# Exercise goal:
Repeat the material exactly, every line of it.

>> BEGIN Extracted records

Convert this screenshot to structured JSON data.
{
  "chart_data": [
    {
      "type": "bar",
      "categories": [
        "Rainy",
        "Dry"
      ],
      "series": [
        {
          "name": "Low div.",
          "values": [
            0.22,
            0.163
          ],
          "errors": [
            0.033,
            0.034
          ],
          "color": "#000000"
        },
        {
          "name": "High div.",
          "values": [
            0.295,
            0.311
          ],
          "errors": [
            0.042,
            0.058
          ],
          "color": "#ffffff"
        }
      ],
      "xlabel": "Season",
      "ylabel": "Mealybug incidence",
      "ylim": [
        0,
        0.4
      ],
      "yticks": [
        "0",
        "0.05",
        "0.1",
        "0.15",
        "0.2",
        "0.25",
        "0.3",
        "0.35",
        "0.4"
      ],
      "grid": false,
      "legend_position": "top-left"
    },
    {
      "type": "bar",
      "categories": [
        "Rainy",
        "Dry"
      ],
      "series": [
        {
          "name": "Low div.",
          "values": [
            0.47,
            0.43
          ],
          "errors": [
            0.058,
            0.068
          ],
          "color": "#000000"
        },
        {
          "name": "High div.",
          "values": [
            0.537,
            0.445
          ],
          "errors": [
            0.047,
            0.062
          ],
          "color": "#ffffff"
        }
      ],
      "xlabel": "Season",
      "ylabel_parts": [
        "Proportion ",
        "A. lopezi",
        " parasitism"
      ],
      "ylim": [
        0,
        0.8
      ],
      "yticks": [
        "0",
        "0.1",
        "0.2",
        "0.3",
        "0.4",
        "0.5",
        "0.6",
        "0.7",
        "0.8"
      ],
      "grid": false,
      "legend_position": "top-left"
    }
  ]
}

>> END Extracted records

# Expected answer:
Convert this screenshot to structured JSON data.
{
  "chart_data": [
    {
      "type": "bar",
      "categories": [
        "Rainy",
        "Dry"
      ],
      "series": [
        {
          "name": "Low div.",
          "values": [
            0.22,
            0.163
          ],
          "errors": [
            0.033,
            0.034
          ],
          "color": "#000000"
        },
        {
          "name": "High div.",
          "values": [
            0.295,
            0.311
          ],
          "errors": [
            0.042,
            0.058
          ],
          "color": "#ffffff"
        }
      ],
      "xlabel": "Season",
      "ylabel": "Mealybug incidence",
      "ylim": [
        0,
        0.4
      ],
      "yticks": [
        "0",
        "0.05",
        "0.1",
        "0.15",
        "0.2",
        "0.25",
        "0.3",
        "0.35",
        "0.4"
      ],
      "grid": false,
      "legend_position": "top-left"
    },
    {
      "type": "bar",
      "categories": [
        "Rainy",
        "Dry"
      ],
      "series": [
        {
          "name": "Low div.",
          "values": [
            0.47,
            0.43
          ],
          "errors": [
            0.058,
            0.068
          ],
          "color": "#000000"
        },
        {
          "name": "High div.",
          "values": [
            0.537,
            0.445
          ],
          "errors": [
            0.047,
            0.062
          ],
          "color": "#ffffff"
        }
      ],
      "xlabel": "Season",
      "ylabel_parts": [
        "Proportion ",
        "A. lopezi",
        " parasitism"
      ],
      "ylim": [
        0,
        0.8
      ],
      "yticks": [
        "0",
        "0.1",
        "0.2",
        "0.3",
        "0.4",
        "0.5",
        "0.6",
        "0.7",
        "0.8"
      ],
      "grid": false,
      "legend_position": "top-left"
    }
  ]
}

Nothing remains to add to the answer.